■ **Extracted data**
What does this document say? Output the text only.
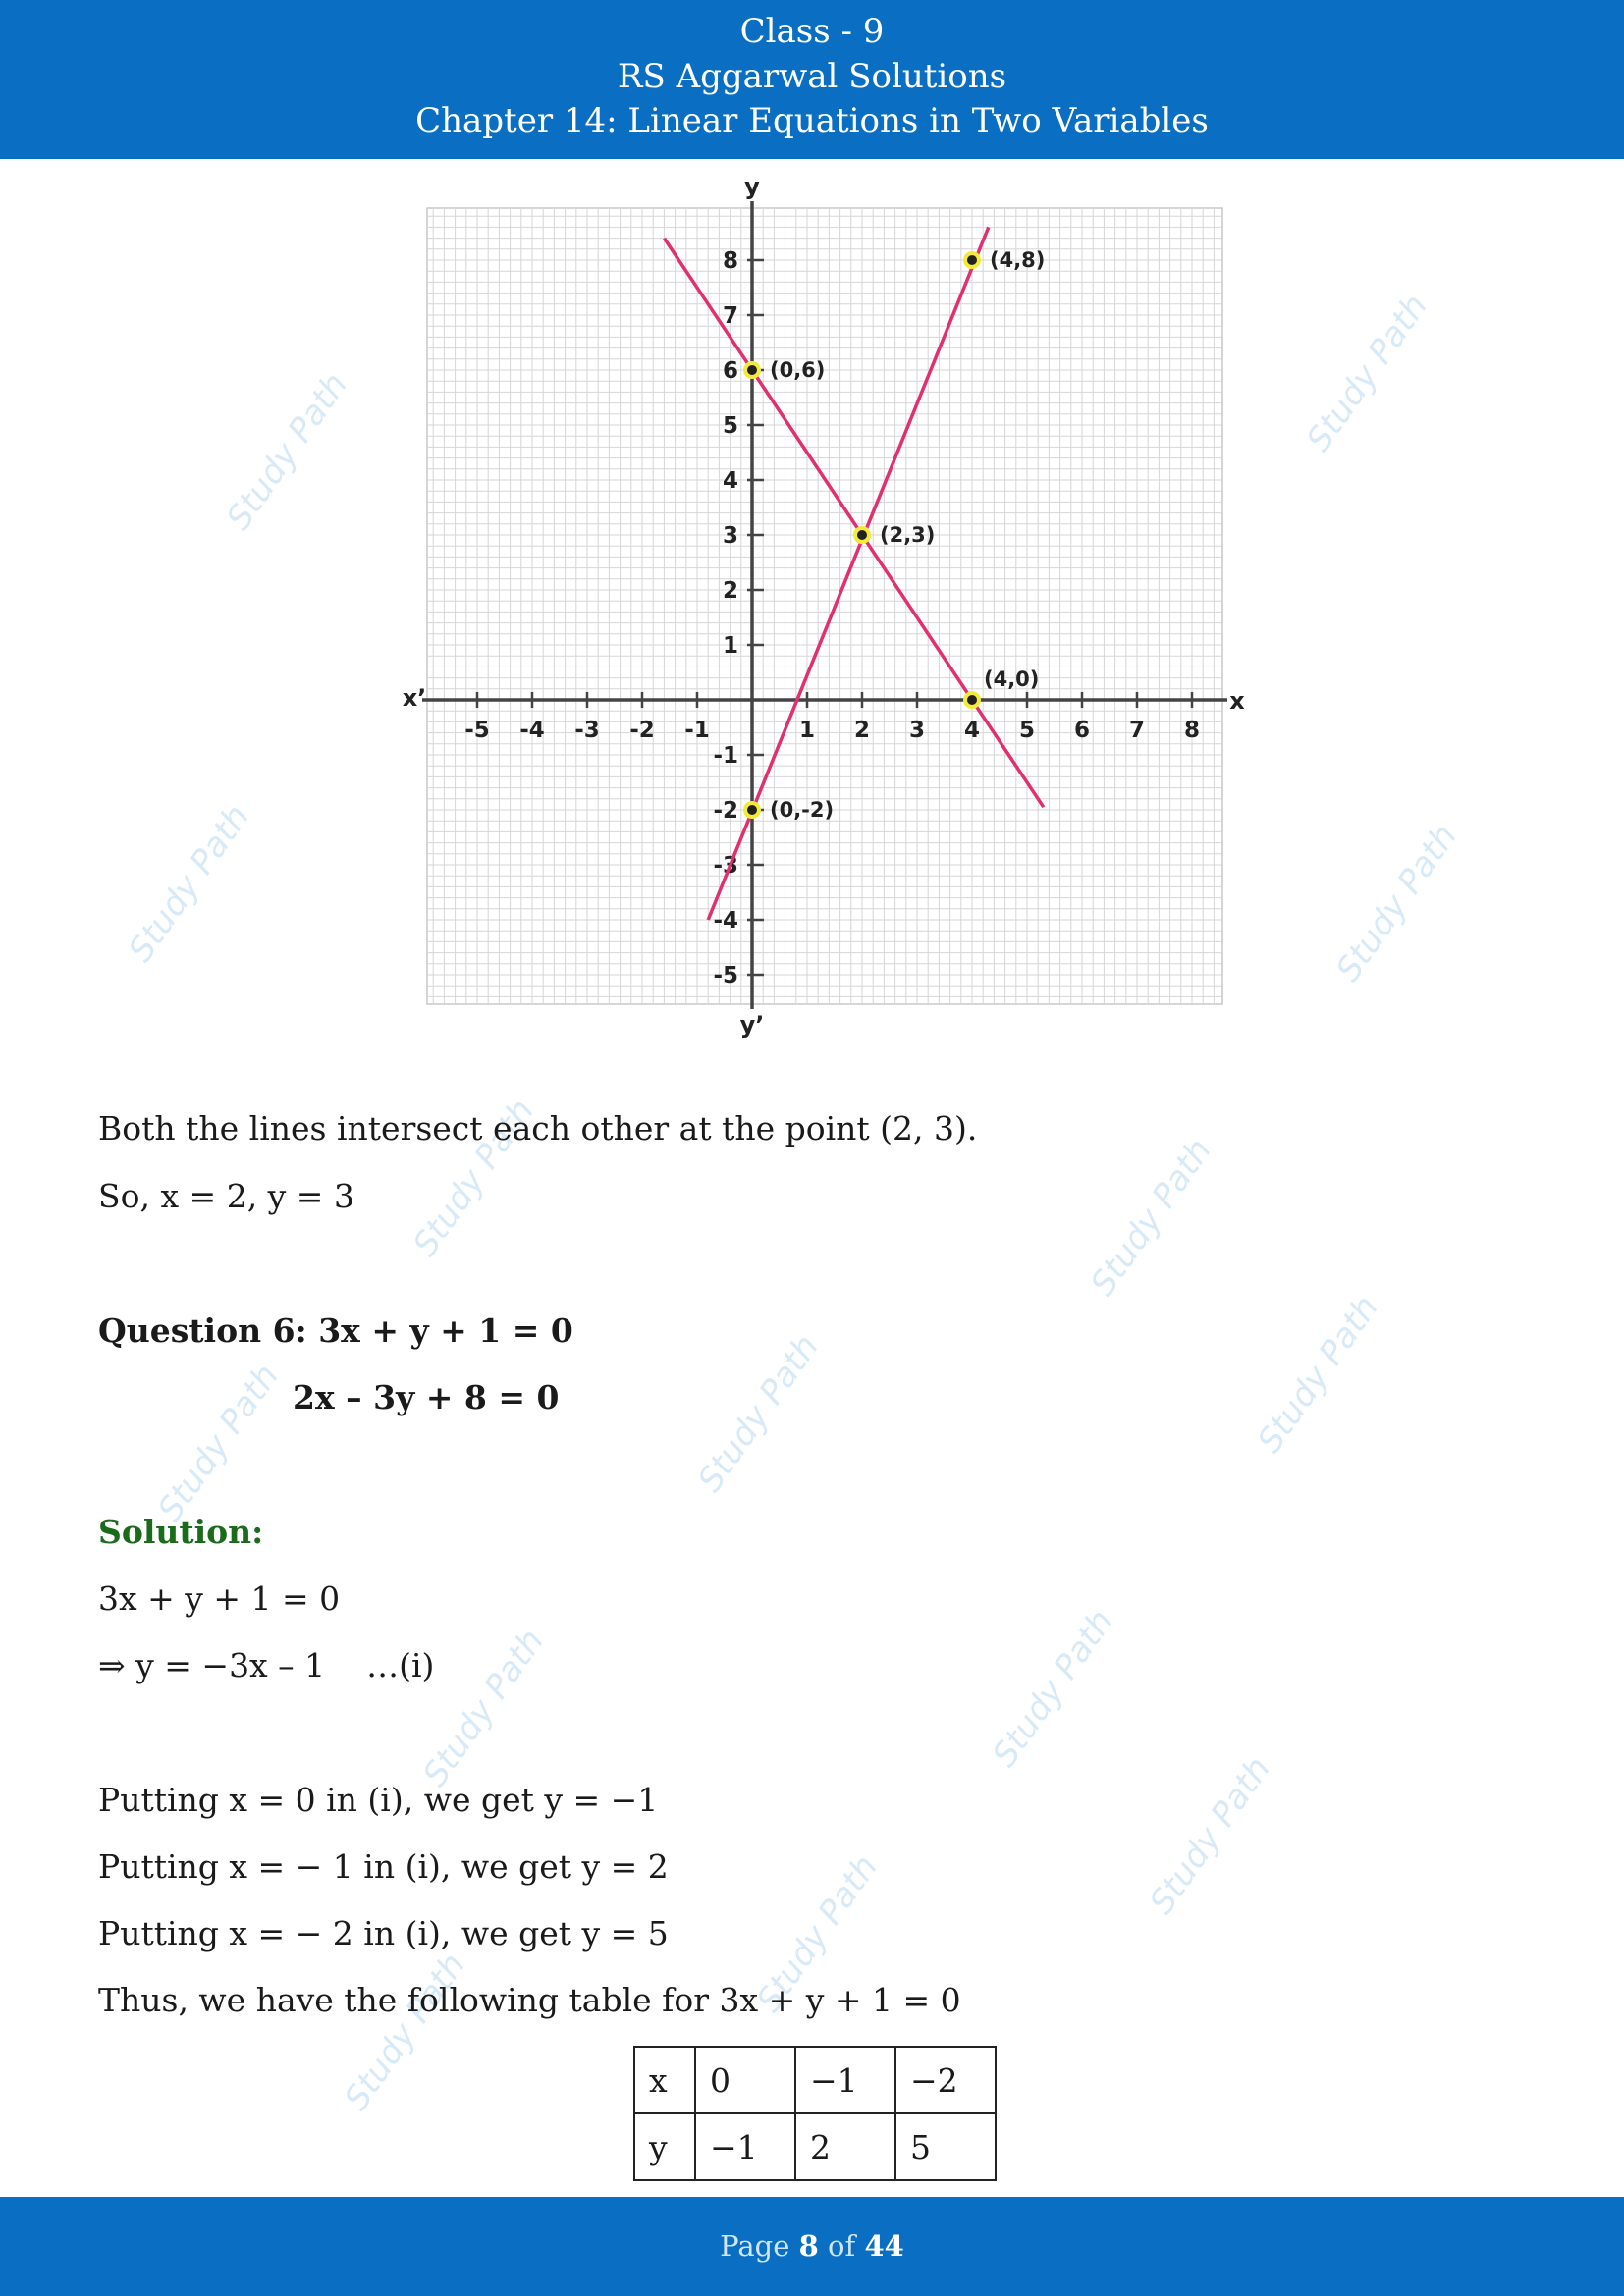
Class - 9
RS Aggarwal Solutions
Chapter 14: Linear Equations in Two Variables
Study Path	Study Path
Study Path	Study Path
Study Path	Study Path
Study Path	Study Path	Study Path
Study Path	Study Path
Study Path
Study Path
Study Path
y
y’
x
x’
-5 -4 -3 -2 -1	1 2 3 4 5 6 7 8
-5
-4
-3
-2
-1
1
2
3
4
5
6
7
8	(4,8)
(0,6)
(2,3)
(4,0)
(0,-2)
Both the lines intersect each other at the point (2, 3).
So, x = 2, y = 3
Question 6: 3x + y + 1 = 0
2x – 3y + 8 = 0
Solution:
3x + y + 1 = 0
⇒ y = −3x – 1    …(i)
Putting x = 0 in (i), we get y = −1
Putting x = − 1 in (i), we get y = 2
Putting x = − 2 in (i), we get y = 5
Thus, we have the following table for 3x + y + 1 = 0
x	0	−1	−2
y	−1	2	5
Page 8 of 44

---

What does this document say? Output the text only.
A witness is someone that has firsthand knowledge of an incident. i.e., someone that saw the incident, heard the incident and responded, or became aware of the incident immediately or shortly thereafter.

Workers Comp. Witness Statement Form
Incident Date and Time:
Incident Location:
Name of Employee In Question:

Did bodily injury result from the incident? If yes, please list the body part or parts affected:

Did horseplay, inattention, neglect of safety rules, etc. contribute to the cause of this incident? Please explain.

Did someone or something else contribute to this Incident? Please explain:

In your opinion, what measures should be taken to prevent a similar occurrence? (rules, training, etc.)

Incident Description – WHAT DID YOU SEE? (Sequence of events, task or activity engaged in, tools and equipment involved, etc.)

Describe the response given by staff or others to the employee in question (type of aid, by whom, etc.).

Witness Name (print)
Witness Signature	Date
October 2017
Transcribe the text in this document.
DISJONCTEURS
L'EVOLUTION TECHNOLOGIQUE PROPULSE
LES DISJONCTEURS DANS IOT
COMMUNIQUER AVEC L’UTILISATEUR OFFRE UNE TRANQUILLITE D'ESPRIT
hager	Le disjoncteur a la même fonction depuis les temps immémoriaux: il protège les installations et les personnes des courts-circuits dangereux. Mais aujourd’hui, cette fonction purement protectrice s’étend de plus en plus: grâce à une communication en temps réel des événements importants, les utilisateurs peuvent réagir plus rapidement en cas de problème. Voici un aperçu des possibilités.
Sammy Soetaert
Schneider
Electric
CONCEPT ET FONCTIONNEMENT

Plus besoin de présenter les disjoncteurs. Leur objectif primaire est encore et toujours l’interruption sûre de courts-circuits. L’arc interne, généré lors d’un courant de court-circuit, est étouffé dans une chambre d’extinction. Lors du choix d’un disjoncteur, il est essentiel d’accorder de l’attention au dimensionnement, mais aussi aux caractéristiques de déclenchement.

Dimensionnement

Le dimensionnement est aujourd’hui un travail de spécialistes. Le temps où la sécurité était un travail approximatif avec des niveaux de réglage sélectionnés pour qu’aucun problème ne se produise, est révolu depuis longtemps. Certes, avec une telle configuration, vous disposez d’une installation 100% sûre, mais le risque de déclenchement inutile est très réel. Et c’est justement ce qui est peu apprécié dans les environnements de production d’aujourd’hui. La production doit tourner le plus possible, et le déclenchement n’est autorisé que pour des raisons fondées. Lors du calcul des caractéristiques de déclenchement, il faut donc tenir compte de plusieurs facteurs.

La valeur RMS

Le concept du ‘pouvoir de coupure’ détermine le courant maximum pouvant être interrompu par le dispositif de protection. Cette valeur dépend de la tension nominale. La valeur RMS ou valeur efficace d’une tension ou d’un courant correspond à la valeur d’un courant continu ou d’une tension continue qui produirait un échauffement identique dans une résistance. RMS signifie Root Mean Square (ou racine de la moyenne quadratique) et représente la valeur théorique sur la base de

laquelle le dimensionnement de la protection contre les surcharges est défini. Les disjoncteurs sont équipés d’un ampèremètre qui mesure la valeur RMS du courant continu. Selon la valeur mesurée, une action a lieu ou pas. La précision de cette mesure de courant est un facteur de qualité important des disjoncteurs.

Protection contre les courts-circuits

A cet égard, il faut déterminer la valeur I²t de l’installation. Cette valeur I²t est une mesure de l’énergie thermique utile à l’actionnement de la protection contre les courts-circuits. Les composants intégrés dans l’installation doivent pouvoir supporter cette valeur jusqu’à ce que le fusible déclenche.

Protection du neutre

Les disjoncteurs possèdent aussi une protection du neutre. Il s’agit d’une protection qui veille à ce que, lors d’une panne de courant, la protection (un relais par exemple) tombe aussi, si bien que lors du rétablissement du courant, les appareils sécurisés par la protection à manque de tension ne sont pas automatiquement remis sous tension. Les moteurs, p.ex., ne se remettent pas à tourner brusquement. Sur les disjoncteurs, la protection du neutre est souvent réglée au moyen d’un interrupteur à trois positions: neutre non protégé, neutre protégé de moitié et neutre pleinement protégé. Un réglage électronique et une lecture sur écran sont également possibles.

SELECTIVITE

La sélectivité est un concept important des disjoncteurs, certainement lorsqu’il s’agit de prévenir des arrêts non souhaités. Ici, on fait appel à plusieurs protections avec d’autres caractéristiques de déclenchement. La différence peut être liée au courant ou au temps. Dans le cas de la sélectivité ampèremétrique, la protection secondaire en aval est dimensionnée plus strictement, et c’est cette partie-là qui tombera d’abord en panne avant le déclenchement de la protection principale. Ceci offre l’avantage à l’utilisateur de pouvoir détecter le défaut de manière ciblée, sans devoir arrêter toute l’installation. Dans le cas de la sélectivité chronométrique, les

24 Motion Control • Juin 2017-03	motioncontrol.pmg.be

* * *

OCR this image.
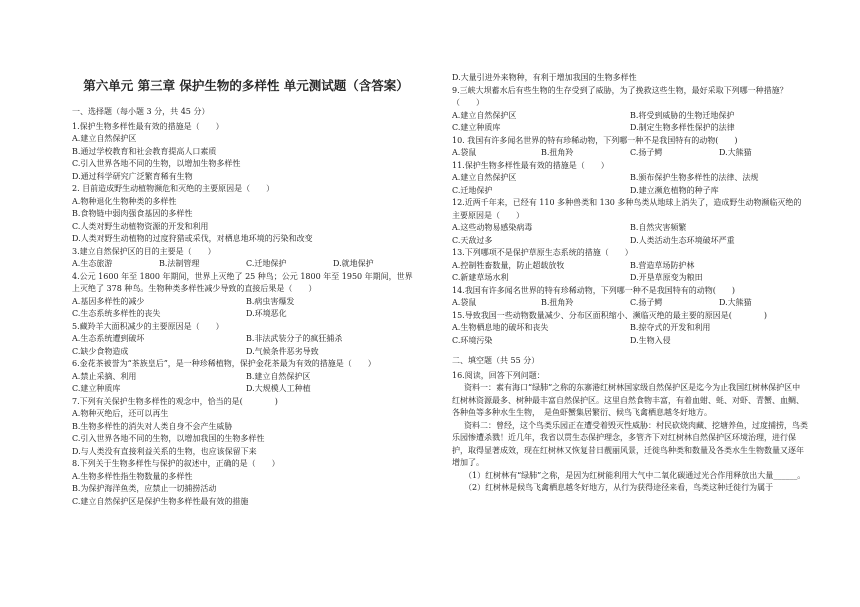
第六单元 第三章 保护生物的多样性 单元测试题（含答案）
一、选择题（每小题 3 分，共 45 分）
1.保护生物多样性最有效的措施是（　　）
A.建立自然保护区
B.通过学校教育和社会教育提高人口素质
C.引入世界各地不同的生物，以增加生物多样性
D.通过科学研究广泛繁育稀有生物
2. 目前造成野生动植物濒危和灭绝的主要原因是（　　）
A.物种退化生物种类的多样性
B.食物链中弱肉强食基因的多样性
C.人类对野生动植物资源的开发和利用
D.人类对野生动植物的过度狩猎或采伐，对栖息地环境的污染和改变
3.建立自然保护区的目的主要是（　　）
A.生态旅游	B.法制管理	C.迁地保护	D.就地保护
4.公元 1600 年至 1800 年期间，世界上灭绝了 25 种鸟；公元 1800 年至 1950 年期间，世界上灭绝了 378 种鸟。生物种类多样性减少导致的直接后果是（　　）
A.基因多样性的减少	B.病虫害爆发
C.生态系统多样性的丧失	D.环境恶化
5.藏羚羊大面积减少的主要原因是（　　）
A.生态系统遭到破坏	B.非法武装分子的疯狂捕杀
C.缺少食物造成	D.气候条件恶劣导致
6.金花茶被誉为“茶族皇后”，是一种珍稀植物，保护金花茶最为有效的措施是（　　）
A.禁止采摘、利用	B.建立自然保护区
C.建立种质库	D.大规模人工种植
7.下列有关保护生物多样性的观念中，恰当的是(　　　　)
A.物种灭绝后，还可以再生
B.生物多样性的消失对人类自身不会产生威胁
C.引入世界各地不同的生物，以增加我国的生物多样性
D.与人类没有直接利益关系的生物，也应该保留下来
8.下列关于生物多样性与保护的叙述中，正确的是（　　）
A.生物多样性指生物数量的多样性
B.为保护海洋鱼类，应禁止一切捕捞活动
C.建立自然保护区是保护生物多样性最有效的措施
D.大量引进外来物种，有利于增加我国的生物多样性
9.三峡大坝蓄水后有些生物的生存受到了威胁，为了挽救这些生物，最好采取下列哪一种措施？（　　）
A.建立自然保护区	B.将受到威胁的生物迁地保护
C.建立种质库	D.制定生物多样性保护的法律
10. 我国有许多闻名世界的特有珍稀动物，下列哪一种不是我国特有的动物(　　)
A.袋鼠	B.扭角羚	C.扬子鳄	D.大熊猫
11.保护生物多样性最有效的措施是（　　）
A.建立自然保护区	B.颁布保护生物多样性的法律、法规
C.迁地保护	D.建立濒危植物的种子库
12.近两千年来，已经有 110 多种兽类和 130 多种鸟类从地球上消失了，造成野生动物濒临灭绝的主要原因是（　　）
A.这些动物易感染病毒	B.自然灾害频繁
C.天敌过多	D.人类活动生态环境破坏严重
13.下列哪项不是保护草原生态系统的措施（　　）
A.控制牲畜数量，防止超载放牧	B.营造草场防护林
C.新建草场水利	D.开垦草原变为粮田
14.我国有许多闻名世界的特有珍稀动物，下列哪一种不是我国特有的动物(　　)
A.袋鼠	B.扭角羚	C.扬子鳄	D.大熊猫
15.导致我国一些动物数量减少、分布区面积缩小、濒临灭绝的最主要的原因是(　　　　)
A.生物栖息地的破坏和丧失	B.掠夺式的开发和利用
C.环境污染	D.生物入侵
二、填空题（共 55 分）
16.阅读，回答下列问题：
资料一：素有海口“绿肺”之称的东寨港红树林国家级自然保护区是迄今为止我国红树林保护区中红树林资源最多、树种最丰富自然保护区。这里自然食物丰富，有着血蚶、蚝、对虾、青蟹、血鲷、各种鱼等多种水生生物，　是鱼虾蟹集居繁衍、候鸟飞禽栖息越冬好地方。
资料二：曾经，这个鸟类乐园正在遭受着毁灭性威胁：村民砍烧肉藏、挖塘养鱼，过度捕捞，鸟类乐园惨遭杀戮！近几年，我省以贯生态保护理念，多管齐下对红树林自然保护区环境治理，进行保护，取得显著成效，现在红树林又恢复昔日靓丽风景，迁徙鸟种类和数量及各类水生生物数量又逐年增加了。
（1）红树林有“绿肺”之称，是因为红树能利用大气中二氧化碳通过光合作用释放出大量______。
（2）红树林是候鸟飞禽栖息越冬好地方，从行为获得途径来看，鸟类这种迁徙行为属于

■ **Problem details**
Find every line in the records above that holds the word "rules", and copy each one.

■ **Expected answer**
Did horseplay, inattention, neglect of safety rules, etc. contribute to the cause of this incident? Please explain.
In your opinion, what measures should be taken to prevent a similar occurrence? (rules, training, etc.)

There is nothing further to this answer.